Pictures are not part of the copy; repeat everything else in the records exactly.
|---|
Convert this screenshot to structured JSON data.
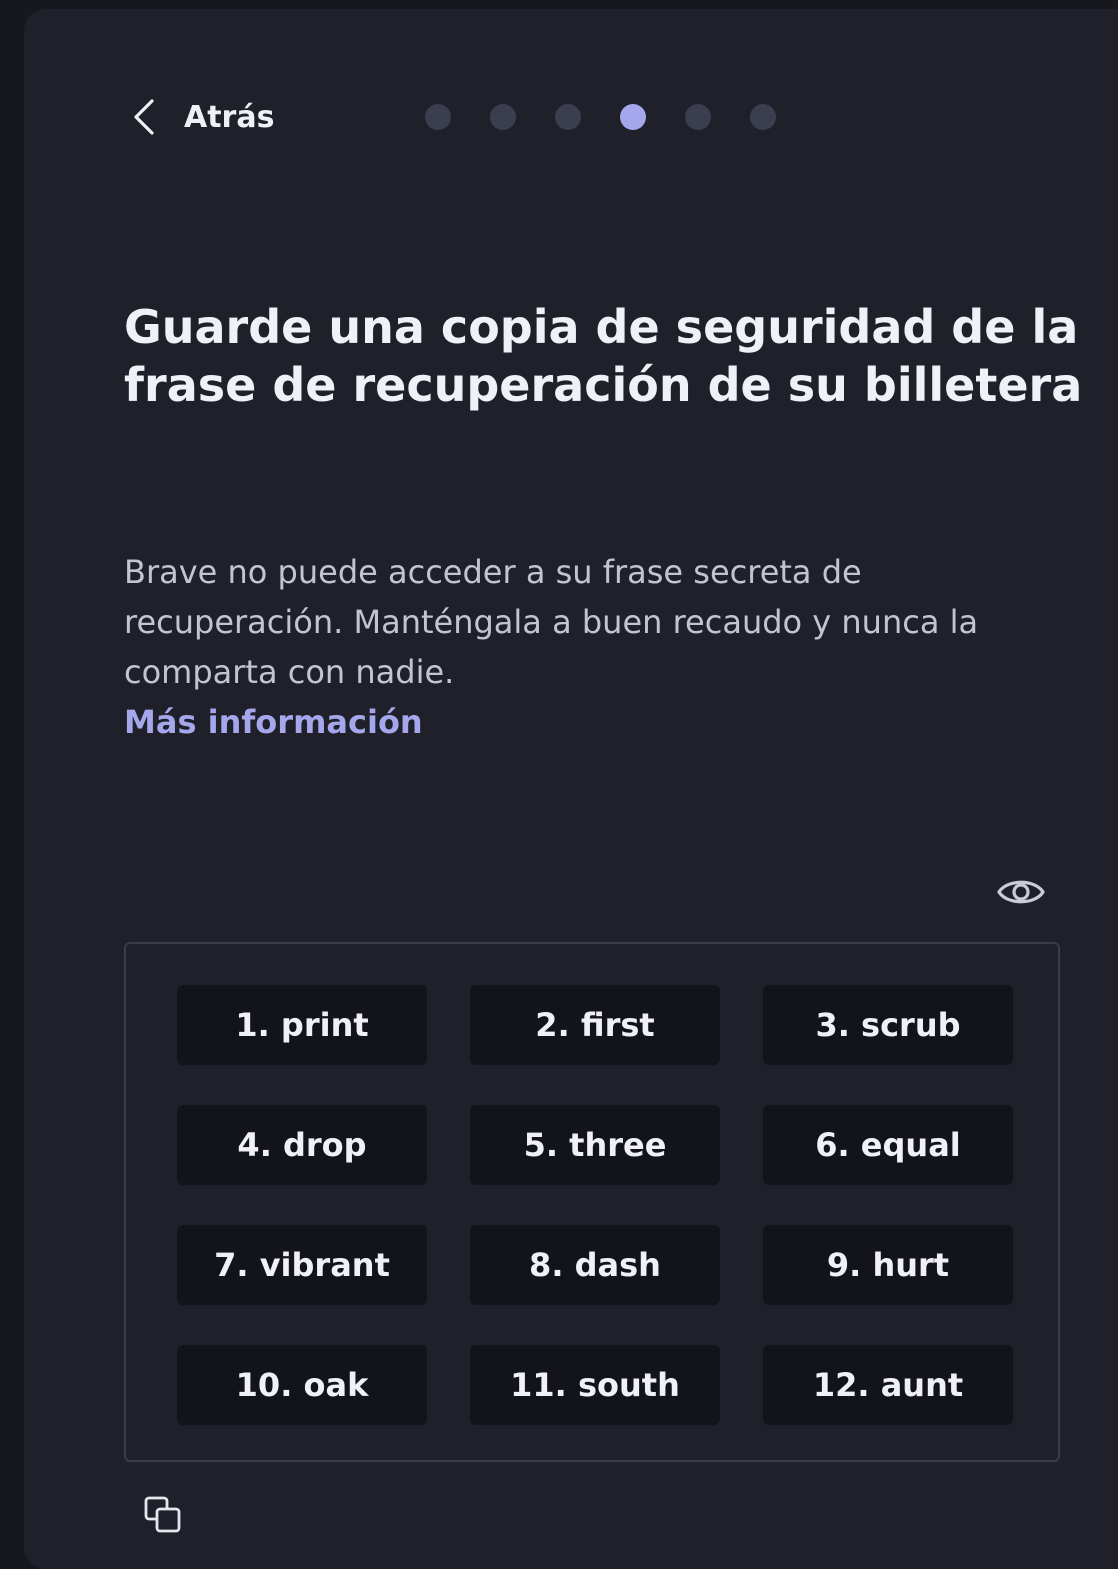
{
  "header": {
    "back_label": "Atrás",
    "steps_total": 6,
    "steps_active_index": 3
  },
  "main": {
    "title": "Guarde una copia de seguridad de la frase de recuperación de su billetera",
    "description": "Brave no puede acceder a su frase secreta de recuperación. Manténgala a buen recaudo y nunca la comparta con nadie.",
    "learn_more_label": "Más información"
  },
  "phrase": {
    "words": [
      "1. print",
      "2. first",
      "3. scrub",
      "4. drop",
      "5. three",
      "6. equal",
      "7. vibrant",
      "8. dash",
      "9. hurt",
      "10. oak",
      "11. south",
      "12. aunt"
    ]
  },
  "icons": {
    "back": "chevron-left-icon",
    "reveal": "eye-icon",
    "copy": "copy-icon"
  },
  "colors": {
    "accent": "#a4a7ec",
    "background": "#1f2029",
    "word_chip": "#13141a",
    "inactive_dot": "#3b3e4f"
  }
}
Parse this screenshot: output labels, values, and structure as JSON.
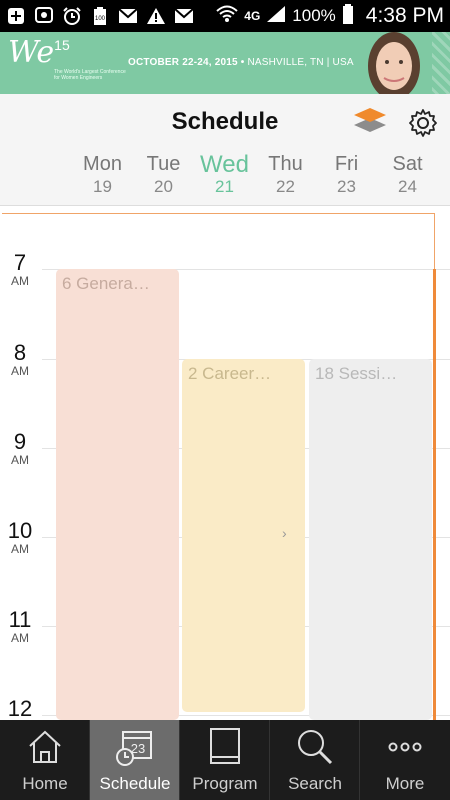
{
  "status_bar": {
    "battery_percent": "100%",
    "network": "4G",
    "time": "4:38 PM",
    "left_icons": [
      "add-icon",
      "messenger-icon",
      "alarm-icon",
      "battery-saver-icon",
      "gmail-icon",
      "warning-icon",
      "gmail-icon"
    ],
    "right_icons": [
      "wifi-icon",
      "network-4g-icon",
      "signal-icon",
      "battery-icon"
    ]
  },
  "banner": {
    "logo": "We",
    "logo_suffix": "15",
    "subtitle": "The World's Largest Conference for Women Engineers",
    "dates": "OCTOBER 22-24, 2015",
    "location": "NASHVILLE, TN | USA"
  },
  "header": {
    "title": "Schedule",
    "layers_icon": "layers-icon",
    "settings_icon": "gear-icon"
  },
  "days": [
    {
      "name": "Mon",
      "num": "19",
      "selected": false
    },
    {
      "name": "Tue",
      "num": "20",
      "selected": false
    },
    {
      "name": "Wed",
      "num": "21",
      "selected": true
    },
    {
      "name": "Thu",
      "num": "22",
      "selected": false
    },
    {
      "name": "Fri",
      "num": "23",
      "selected": false
    },
    {
      "name": "Sat",
      "num": "24",
      "selected": false
    }
  ],
  "hours": [
    {
      "num": "7",
      "ampm": "AM"
    },
    {
      "num": "8",
      "ampm": "AM"
    },
    {
      "num": "9",
      "ampm": "AM"
    },
    {
      "num": "10",
      "ampm": "AM"
    },
    {
      "num": "11",
      "ampm": "AM"
    },
    {
      "num": "12",
      "ampm": ""
    }
  ],
  "events": [
    {
      "label": "6 Genera…",
      "color": "#f8dfd5"
    },
    {
      "label": "2 Career…",
      "color": "#faebc7"
    },
    {
      "label": "18 Sessi…",
      "color": "#eeeeee"
    }
  ],
  "colors": {
    "brand_green": "#7fc9a3",
    "selected_day": "#68c39b",
    "now_line": "#ef8a3a"
  },
  "tabs": [
    {
      "label": "Home",
      "icon": "home-icon",
      "active": false
    },
    {
      "label": "Schedule",
      "icon": "calendar-icon",
      "active": true,
      "icon_text": "23"
    },
    {
      "label": "Program",
      "icon": "book-icon",
      "active": false
    },
    {
      "label": "Search",
      "icon": "search-icon",
      "active": false
    },
    {
      "label": "More",
      "icon": "more-icon",
      "active": false
    }
  ]
}
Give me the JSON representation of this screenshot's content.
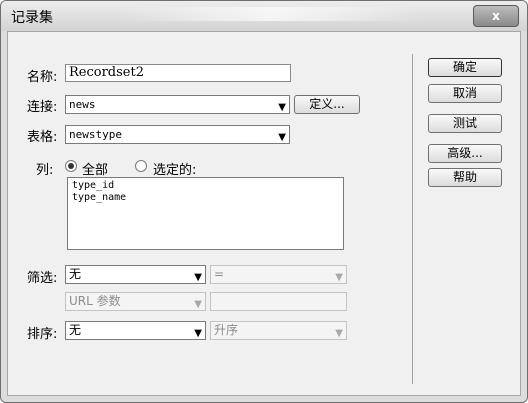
{
  "window": {
    "title": "记录集",
    "close_label": "x"
  },
  "form": {
    "name_label": "名称:",
    "name_value": "Recordset2",
    "connection_label": "连接:",
    "connection_value": "news",
    "define_button": "定义...",
    "table_label": "表格:",
    "table_value": "newstype",
    "columns_label": "列:",
    "columns_all": "全部",
    "columns_selected": "选定的:",
    "columns_list": [
      "type_id",
      "type_name"
    ],
    "filter_label": "筛选:",
    "filter_field": "无",
    "filter_operator": "=",
    "filter_source": "URL 参数",
    "filter_value": "",
    "sort_label": "排序:",
    "sort_field": "无",
    "sort_order": "升序"
  },
  "buttons": {
    "ok": "确定",
    "cancel": "取消",
    "test": "测试",
    "advanced": "高级...",
    "help": "帮助"
  },
  "icons": {
    "close": "close-icon",
    "dropdown": "chevron-down-icon"
  }
}
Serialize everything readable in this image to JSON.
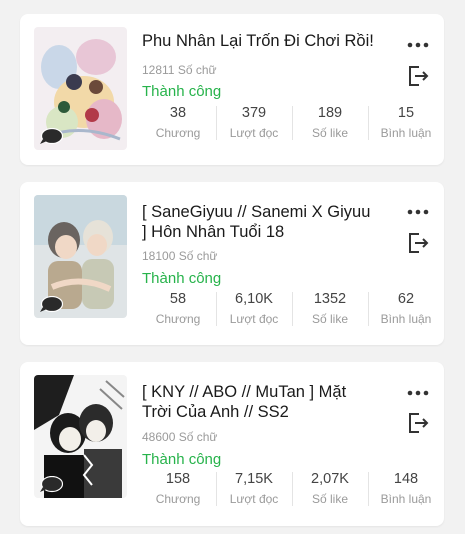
{
  "stories": [
    {
      "title": "Phu Nhân Lại Trốn Đi Chơi Rồi!",
      "words": "12811 Số chữ",
      "status": "Thành công",
      "stats": [
        {
          "value": "38",
          "label": "Chương"
        },
        {
          "value": "379",
          "label": "Lượt đọc"
        },
        {
          "value": "189",
          "label": "Số like"
        },
        {
          "value": "15",
          "label": "Bình luận"
        }
      ]
    },
    {
      "title": "[ SaneGiyuu // Sanemi X Giyuu ] Hôn Nhân Tuổi 18",
      "words": "18100 Số chữ",
      "status": "Thành công",
      "stats": [
        {
          "value": "58",
          "label": "Chương"
        },
        {
          "value": "6,10K",
          "label": "Lượt đọc"
        },
        {
          "value": "1352",
          "label": "Số like"
        },
        {
          "value": "62",
          "label": "Bình luận"
        }
      ]
    },
    {
      "title": "[ KNY // ABO // MuTan ] Mặt Trời Của Anh // SS2",
      "words": "48600 Số chữ",
      "status": "Thành công",
      "stats": [
        {
          "value": "158",
          "label": "Chương"
        },
        {
          "value": "7,15K",
          "label": "Lượt đọc"
        },
        {
          "value": "2,07K",
          "label": "Số like"
        },
        {
          "value": "148",
          "label": "Bình luận"
        }
      ]
    }
  ],
  "icons": {
    "more": "more-vertical-dots-icon",
    "exit": "exit-icon",
    "comment": "comment-bubble-icon"
  },
  "colors": {
    "status": "#27b34b",
    "background": "#f2f2f2"
  }
}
|---|
■ **Response**:
Convert this screenshot to structured JSON data.
{
  "header": {
    "back_label": "Atrás",
    "steps_total": 6,
    "steps_active_index": 3
  },
  "main": {
    "title": "Guarde una copia de seguridad de la frase de recuperación de su billetera",
    "description": "Brave no puede acceder a su frase secreta de recuperación. Manténgala a buen recaudo y nunca la comparta con nadie.",
    "learn_more_label": "Más información"
  },
  "phrase": {
    "words": [
      "1. print",
      "2. first",
      "3. scrub",
      "4. drop",
      "5. three",
      "6. equal",
      "7. vibrant",
      "8. dash",
      "9. hurt",
      "10. oak",
      "11. south",
      "12. aunt"
    ]
  },
  "icons": {
    "back": "chevron-left-icon",
    "reveal": "eye-icon",
    "copy": "copy-icon"
  },
  "colors": {
    "accent": "#a4a7ec",
    "background": "#1f2029",
    "word_chip": "#13141a",
    "inactive_dot": "#3b3e4f"
  }
}
Parse this screenshot: output labels, values, and structure as JSON.
{
  "status_bar": {
    "battery_percent": "100%",
    "network": "4G",
    "time": "4:38 PM",
    "left_icons": [
      "add-icon",
      "messenger-icon",
      "alarm-icon",
      "battery-saver-icon",
      "gmail-icon",
      "warning-icon",
      "gmail-icon"
    ],
    "right_icons": [
      "wifi-icon",
      "network-4g-icon",
      "signal-icon",
      "battery-icon"
    ]
  },
  "banner": {
    "logo": "We",
    "logo_suffix": "15",
    "subtitle": "The World's Largest Conference for Women Engineers",
    "dates": "OCTOBER 22-24, 2015",
    "location": "NASHVILLE, TN | USA"
  },
  "header": {
    "title": "Schedule",
    "layers_icon": "layers-icon",
    "settings_icon": "gear-icon"
  },
  "days": [
    {
      "name": "Mon",
      "num": "19",
      "selected": false
    },
    {
      "name": "Tue",
      "num": "20",
      "selected": false
    },
    {
      "name": "Wed",
      "num": "21",
      "selected": true
    },
    {
      "name": "Thu",
      "num": "22",
      "selected": false
    },
    {
      "name": "Fri",
      "num": "23",
      "selected": false
    },
    {
      "name": "Sat",
      "num": "24",
      "selected": false
    }
  ],
  "hours": [
    {
      "num": "7",
      "ampm": "AM"
    },
    {
      "num": "8",
      "ampm": "AM"
    },
    {
      "num": "9",
      "ampm": "AM"
    },
    {
      "num": "10",
      "ampm": "AM"
    },
    {
      "num": "11",
      "ampm": "AM"
    },
    {
      "num": "12",
      "ampm": ""
    }
  ],
  "events": [
    {
      "label": "6 Genera…",
      "color": "#f8dfd5"
    },
    {
      "label": "2 Career…",
      "color": "#faebc7"
    },
    {
      "label": "18 Sessi…",
      "color": "#eeeeee"
    }
  ],
  "colors": {
    "brand_green": "#7fc9a3",
    "selected_day": "#68c39b",
    "now_line": "#ef8a3a"
  },
  "tabs": [
    {
      "label": "Home",
      "icon": "home-icon",
      "active": false
    },
    {
      "label": "Schedule",
      "icon": "calendar-icon",
      "active": true,
      "icon_text": "23"
    },
    {
      "label": "Program",
      "icon": "book-icon",
      "active": false
    },
    {
      "label": "Search",
      "icon": "search-icon",
      "active": false
    },
    {
      "label": "More",
      "icon": "more-icon",
      "active": false
    }
  ]
}
Give me the JSON representation of this screenshot's content.
{
  "window": {
    "title": "记录集",
    "close_label": "x"
  },
  "form": {
    "name_label": "名称:",
    "name_value": "Recordset2",
    "connection_label": "连接:",
    "connection_value": "news",
    "define_button": "定义...",
    "table_label": "表格:",
    "table_value": "newstype",
    "columns_label": "列:",
    "columns_all": "全部",
    "columns_selected": "选定的:",
    "columns_list": [
      "type_id",
      "type_name"
    ],
    "filter_label": "筛选:",
    "filter_field": "无",
    "filter_operator": "=",
    "filter_source": "URL 参数",
    "filter_value": "",
    "sort_label": "排序:",
    "sort_field": "无",
    "sort_order": "升序"
  },
  "buttons": {
    "ok": "确定",
    "cancel": "取消",
    "test": "测试",
    "advanced": "高级...",
    "help": "帮助"
  },
  "icons": {
    "close": "close-icon",
    "dropdown": "chevron-down-icon"
  }
}
Serialize everything readable in this image to JSON.
{
  "stories": [
    {
      "title": "Phu Nhân Lại Trốn Đi Chơi Rồi!",
      "words": "12811 Số chữ",
      "status": "Thành công",
      "stats": [
        {
          "value": "38",
          "label": "Chương"
        },
        {
          "value": "379",
          "label": "Lượt đọc"
        },
        {
          "value": "189",
          "label": "Số like"
        },
        {
          "value": "15",
          "label": "Bình luận"
        }
      ]
    },
    {
      "title": "[ SaneGiyuu // Sanemi X Giyuu ] Hôn Nhân Tuổi 18",
      "words": "18100 Số chữ",
      "status": "Thành công",
      "stats": [
        {
          "value": "58",
          "label": "Chương"
        },
        {
          "value": "6,10K",
          "label": "Lượt đọc"
        },
        {
          "value": "1352",
          "label": "Số like"
        },
        {
          "value": "62",
          "label": "Bình luận"
        }
      ]
    },
    {
      "title": "[ KNY // ABO // MuTan ] Mặt Trời Của Anh // SS2",
      "words": "48600 Số chữ",
      "status": "Thành công",
      "stats": [
        {
          "value": "158",
          "label": "Chương"
        },
        {
          "value": "7,15K",
          "label": "Lượt đọc"
        },
        {
          "value": "2,07K",
          "label": "Số like"
        },
        {
          "value": "148",
          "label": "Bình luận"
        }
      ]
    }
  ],
  "icons": {
    "more": "more-vertical-dots-icon",
    "exit": "exit-icon",
    "comment": "comment-bubble-icon"
  },
  "colors": {
    "status": "#27b34b",
    "background": "#f2f2f2"
  }
}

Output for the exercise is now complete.